◆ PROVIDED MATERIAL ◆

——————————

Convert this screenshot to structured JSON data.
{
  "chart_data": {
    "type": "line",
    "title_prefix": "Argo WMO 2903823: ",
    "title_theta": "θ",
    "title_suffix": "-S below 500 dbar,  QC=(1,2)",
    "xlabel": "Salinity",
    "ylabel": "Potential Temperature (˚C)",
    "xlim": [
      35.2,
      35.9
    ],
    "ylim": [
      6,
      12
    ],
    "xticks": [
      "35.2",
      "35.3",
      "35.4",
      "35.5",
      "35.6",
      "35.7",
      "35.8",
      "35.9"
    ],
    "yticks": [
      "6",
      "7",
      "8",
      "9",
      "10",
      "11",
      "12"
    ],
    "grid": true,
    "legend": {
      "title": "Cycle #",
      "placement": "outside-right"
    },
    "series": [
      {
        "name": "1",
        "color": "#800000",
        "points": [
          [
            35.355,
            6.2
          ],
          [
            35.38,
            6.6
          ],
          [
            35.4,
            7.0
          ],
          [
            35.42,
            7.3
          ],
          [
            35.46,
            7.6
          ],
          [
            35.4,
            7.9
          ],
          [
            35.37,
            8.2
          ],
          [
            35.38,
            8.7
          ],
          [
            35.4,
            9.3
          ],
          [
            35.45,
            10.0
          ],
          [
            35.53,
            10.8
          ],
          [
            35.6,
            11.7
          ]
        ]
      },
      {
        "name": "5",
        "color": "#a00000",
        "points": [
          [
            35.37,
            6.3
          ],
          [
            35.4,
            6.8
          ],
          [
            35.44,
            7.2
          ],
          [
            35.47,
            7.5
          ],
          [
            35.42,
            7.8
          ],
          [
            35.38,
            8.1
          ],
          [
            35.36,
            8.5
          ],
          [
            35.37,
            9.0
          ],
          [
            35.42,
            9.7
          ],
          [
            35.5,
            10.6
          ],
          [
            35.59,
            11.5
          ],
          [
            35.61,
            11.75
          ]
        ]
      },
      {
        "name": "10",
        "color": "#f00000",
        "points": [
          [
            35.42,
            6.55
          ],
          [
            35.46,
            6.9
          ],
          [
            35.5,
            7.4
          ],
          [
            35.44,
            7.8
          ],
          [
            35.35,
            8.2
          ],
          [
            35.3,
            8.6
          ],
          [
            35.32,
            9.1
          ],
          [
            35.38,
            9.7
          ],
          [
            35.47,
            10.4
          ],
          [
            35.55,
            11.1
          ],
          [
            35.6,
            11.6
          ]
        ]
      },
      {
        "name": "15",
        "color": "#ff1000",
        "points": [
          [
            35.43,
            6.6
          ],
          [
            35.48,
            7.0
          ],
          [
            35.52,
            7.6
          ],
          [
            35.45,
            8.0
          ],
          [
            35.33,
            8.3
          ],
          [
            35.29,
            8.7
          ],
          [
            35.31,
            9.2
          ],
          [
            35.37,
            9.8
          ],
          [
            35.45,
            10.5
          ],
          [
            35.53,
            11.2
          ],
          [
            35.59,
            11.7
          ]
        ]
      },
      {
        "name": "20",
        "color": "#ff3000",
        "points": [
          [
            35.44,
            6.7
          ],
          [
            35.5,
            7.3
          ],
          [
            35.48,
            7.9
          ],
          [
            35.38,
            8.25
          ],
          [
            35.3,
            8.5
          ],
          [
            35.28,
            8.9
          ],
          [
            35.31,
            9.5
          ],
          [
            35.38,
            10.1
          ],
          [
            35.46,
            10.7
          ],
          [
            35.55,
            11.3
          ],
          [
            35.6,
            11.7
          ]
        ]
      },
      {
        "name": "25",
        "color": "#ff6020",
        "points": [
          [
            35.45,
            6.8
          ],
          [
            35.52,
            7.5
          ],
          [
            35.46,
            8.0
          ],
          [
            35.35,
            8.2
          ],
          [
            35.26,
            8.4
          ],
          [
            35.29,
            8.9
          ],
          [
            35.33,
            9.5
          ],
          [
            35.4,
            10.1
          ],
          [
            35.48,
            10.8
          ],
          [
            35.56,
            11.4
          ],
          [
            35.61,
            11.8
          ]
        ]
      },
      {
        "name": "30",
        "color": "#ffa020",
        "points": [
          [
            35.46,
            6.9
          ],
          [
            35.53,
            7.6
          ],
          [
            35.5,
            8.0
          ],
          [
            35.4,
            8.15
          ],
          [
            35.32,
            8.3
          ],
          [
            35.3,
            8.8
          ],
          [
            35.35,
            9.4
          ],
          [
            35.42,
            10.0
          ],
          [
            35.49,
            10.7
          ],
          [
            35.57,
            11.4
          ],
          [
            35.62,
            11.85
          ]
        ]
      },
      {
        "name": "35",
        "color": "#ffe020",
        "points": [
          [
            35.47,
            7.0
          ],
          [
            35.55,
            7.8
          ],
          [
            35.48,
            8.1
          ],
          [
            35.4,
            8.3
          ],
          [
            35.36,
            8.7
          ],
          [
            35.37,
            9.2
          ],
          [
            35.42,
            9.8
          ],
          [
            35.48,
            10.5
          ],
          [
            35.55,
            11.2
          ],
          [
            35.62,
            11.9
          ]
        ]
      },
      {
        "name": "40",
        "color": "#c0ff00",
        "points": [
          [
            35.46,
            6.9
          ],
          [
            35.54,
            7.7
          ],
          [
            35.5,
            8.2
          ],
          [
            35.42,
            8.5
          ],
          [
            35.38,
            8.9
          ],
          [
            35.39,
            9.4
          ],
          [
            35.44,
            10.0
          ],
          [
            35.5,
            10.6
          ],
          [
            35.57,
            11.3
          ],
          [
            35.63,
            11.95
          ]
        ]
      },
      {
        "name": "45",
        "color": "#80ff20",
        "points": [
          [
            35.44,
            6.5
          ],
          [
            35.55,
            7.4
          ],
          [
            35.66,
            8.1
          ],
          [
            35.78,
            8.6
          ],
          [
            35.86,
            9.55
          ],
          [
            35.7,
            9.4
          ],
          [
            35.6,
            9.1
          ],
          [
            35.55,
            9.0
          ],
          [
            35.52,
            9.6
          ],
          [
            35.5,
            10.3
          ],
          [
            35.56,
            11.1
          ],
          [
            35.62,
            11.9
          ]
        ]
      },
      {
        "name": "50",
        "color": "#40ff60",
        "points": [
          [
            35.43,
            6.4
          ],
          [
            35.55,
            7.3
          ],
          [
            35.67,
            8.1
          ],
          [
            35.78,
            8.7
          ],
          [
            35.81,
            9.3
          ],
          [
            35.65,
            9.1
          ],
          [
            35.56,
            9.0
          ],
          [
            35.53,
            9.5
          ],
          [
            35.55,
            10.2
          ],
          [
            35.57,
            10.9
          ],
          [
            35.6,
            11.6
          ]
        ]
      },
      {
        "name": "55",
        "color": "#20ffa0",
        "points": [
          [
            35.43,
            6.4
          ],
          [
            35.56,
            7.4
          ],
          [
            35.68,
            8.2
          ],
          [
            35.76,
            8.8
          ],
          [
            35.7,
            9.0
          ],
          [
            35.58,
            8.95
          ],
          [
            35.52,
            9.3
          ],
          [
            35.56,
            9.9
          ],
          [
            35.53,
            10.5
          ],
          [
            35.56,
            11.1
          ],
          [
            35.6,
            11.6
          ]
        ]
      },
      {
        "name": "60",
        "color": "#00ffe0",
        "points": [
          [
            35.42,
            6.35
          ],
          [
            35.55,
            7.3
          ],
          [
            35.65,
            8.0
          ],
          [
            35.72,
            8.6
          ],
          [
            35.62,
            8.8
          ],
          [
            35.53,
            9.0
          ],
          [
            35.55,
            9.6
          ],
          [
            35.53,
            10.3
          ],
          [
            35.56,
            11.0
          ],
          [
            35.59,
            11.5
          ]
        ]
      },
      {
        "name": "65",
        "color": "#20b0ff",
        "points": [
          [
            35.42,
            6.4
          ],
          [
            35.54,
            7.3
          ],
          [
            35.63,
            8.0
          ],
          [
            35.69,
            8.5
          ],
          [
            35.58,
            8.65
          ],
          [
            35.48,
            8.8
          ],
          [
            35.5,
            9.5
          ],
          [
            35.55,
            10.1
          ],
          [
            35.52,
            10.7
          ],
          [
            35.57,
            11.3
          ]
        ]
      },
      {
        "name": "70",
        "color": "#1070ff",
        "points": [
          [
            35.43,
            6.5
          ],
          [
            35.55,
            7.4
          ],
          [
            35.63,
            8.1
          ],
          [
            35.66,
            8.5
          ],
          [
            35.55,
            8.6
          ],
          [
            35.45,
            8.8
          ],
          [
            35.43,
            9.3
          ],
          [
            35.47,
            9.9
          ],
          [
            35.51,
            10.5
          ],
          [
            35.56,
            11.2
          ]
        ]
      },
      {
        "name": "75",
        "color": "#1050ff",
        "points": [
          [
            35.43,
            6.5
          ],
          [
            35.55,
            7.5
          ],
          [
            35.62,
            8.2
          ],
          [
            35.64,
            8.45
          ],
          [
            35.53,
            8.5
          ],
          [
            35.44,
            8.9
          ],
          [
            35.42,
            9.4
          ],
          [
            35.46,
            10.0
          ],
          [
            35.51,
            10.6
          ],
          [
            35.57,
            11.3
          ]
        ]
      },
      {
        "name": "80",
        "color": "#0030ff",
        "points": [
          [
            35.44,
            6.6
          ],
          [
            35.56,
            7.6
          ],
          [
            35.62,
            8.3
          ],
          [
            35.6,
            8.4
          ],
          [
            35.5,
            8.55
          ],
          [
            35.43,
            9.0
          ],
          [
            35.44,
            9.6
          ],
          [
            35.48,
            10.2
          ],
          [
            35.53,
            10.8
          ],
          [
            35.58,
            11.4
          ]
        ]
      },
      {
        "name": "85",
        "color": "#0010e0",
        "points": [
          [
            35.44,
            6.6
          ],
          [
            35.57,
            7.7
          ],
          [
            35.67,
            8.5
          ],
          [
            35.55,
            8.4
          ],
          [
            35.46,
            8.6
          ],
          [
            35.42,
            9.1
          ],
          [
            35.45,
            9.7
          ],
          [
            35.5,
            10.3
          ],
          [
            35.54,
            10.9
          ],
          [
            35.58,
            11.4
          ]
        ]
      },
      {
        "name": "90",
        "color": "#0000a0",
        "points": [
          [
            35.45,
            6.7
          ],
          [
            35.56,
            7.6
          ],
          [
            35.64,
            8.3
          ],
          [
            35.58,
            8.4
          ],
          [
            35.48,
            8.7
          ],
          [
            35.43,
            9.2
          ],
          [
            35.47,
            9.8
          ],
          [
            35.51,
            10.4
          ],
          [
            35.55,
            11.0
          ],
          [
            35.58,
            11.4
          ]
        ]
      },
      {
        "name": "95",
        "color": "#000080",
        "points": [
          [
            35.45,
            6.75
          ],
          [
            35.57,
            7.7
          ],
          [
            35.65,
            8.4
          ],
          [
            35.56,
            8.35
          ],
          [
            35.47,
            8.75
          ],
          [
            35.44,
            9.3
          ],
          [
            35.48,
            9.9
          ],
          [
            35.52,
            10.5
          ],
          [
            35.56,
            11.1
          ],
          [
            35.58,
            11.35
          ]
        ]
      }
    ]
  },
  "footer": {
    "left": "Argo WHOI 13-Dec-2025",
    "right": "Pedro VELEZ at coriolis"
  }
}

——————————

◆ TASK ◆
Extract, from the material above, each line holding the word "right".

◆ THE RESPONSE ◆
      "placement": "outside-right"
    "right": "Pedro VELEZ at coriolis"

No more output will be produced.